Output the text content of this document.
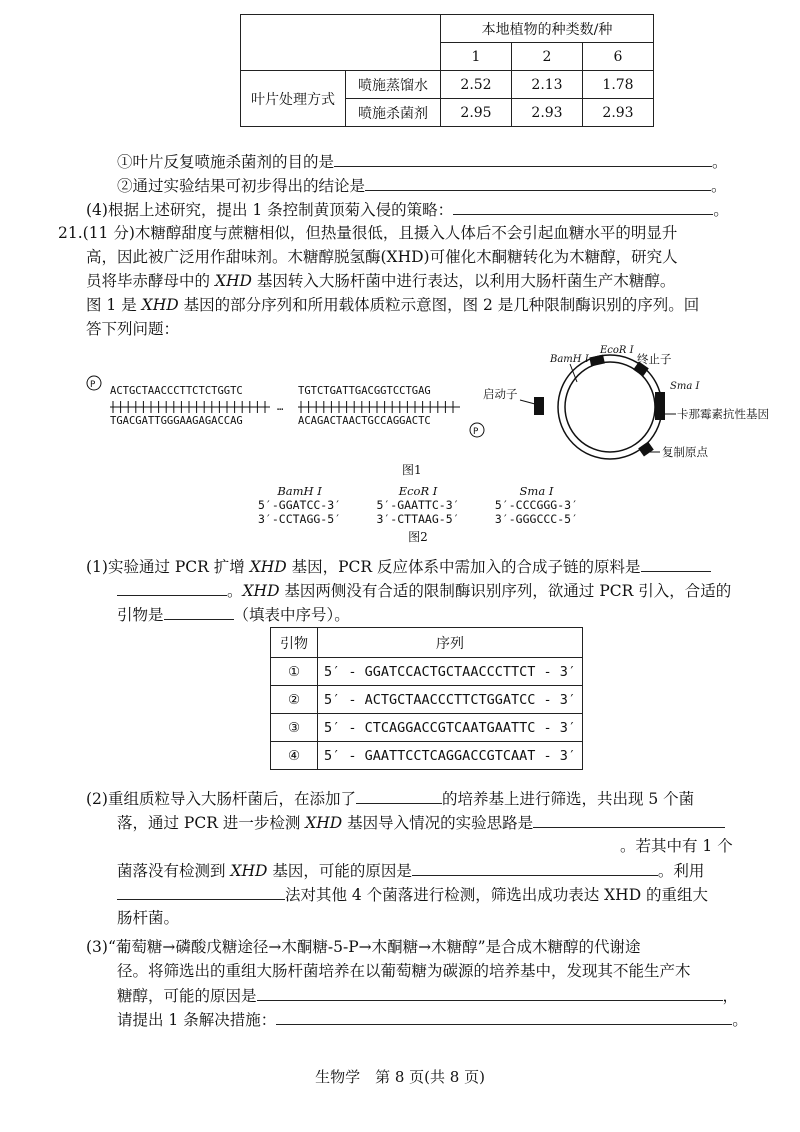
		本地植物的种类数/种		
		1	2	6
叶片处理方式	喷施蒸馏水	2.52	2.13	1.78
	喷施杀菌剂	2.95	2.93	2.93
①叶片反复喷施杀菌剂的目的是	。
②通过实验结果可初步得出的结论是	。
(4)根据上述研究，提出 1 条控制黄顶菊入侵的策略：	。
21.(11 分)木糖醇甜度与蔗糖相似，但热量很低，且摄入人体后不会引起血糖水平的明显升
高，因此被广泛用作甜味剂。木糖醇脱氢酶(XHD)可催化木酮糖转化为木糖醇，研究人
员将毕赤酵母中的 XHD 基因转入大肠杆菌中进行表达，以利用大肠杆菌生产木糖醇。
图 1 是 XHD 基因的部分序列和所用载体质粒示意图，图 2 是几种限制酶识别的序列。回
答下列问题：
P ACTGCTAACCCTTCTCTGGTC	TGTCTGATTGACGGTCCTGAG
TGACGATTGGGAAGAGACCAG	ACAGACTAACTGCCAGGACTC
…
P
BamH I
EcoR I
终止子
Sma I
启动子
卡那霉素抗性基因
复制原点
图1
BamH I
5′-GGATCC-3′
3′-CCTAGG-5′
EcoR I
5′-GAATTC-3′
3′-CTTAAG-5′
Sma I
5′-CCCGGG-3′
3′-GGGCCC-5′
图2
(1)实验通过 PCR 扩增 XHD 基因，PCR 反应体系中需加入的合成子链的原料是
。XHD 基因两侧没有合适的限制酶识别序列，欲通过 PCR 引入，合适的
引物是	（填表中序号）。
引物	序列
①	5′ - GGATCCACTGCTAACCCTTCT - 3′
②	5′ - ACTGCTAACCCTTCTGGATCC - 3′
③	5′ - CTCAGGACCGTCAATGAATTC - 3′
④	5′ - GAATTCCTCAGGACCGTCAAT - 3′
(2)重组质粒导入大肠杆菌后，在添加了	的培养基上进行筛选，共出现 5 个菌
落，通过 PCR 进一步检测 XHD 基因导入情况的实验思路是
。若其中有 1 个
菌落没有检测到 XHD 基因，可能的原因是	。利用
法对其他 4 个菌落进行检测，筛选出成功表达 XHD 的重组大
肠杆菌。
(3)“葡萄糖→磷酸戊糖途径→木酮糖-5-P→木酮糖→木糖醇”是合成木糖醇的代谢途
径。将筛选出的重组大肠杆菌培养在以葡萄糖为碳源的培养基中，发现其不能生产木
糖醇，可能的原因是	，
请提出 1 条解决措施：	。
生物学　第 8 页(共 8 页)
***
### WHAT YOU HAVE TO DO
Write out the records above exactly as they stand, leaving out every picture.

### THE RESULT
Output the text content of this document.
		本地植物的种类数/种		
		1	2	6
叶片处理方式	喷施蒸馏水	2.52	2.13	1.78
	喷施杀菌剂	2.95	2.93	2.93
①叶片反复喷施杀菌剂的目的是	。
②通过实验结果可初步得出的结论是	。
(4)根据上述研究，提出 1 条控制黄顶菊入侵的策略：	。
21.(11 分)木糖醇甜度与蔗糖相似，但热量很低，且摄入人体后不会引起血糖水平的明显升
高，因此被广泛用作甜味剂。木糖醇脱氢酶(XHD)可催化木酮糖转化为木糖醇，研究人
员将毕赤酵母中的 XHD 基因转入大肠杆菌中进行表达，以利用大肠杆菌生产木糖醇。
图 1 是 XHD 基因的部分序列和所用载体质粒示意图，图 2 是几种限制酶识别的序列。回
答下列问题：
P ACTGCTAACCCTTCTCTGGTC	TGTCTGATTGACGGTCCTGAG
TGACGATTGGGAAGAGACCAG	ACAGACTAACTGCCAGGACTC
…
P
BamH I
EcoR I
终止子
Sma I
启动子
卡那霉素抗性基因
复制原点
图1
BamH I
5′-GGATCC-3′
3′-CCTAGG-5′
EcoR I
5′-GAATTC-3′
3′-CTTAAG-5′
Sma I
5′-CCCGGG-3′
3′-GGGCCC-5′
图2
(1)实验通过 PCR 扩增 XHD 基因，PCR 反应体系中需加入的合成子链的原料是
。XHD 基因两侧没有合适的限制酶识别序列，欲通过 PCR 引入，合适的
引物是	（填表中序号）。
引物	序列
①	5′ - GGATCCACTGCTAACCCTTCT - 3′
②	5′ - ACTGCTAACCCTTCTGGATCC - 3′
③	5′ - CTCAGGACCGTCAATGAATTC - 3′
④	5′ - GAATTCCTCAGGACCGTCAAT - 3′
(2)重组质粒导入大肠杆菌后，在添加了	的培养基上进行筛选，共出现 5 个菌
落，通过 PCR 进一步检测 XHD 基因导入情况的实验思路是
。若其中有 1 个
菌落没有检测到 XHD 基因，可能的原因是	。利用
法对其他 4 个菌落进行检测，筛选出成功表达 XHD 的重组大
肠杆菌。
(3)“葡萄糖→磷酸戊糖途径→木酮糖-5-P→木酮糖→木糖醇”是合成木糖醇的代谢途
径。将筛选出的重组大肠杆菌培养在以葡萄糖为碳源的培养基中，发现其不能生产木
糖醇，可能的原因是	，
请提出 1 条解决措施：	。
生物学　第 8 页(共 8 页)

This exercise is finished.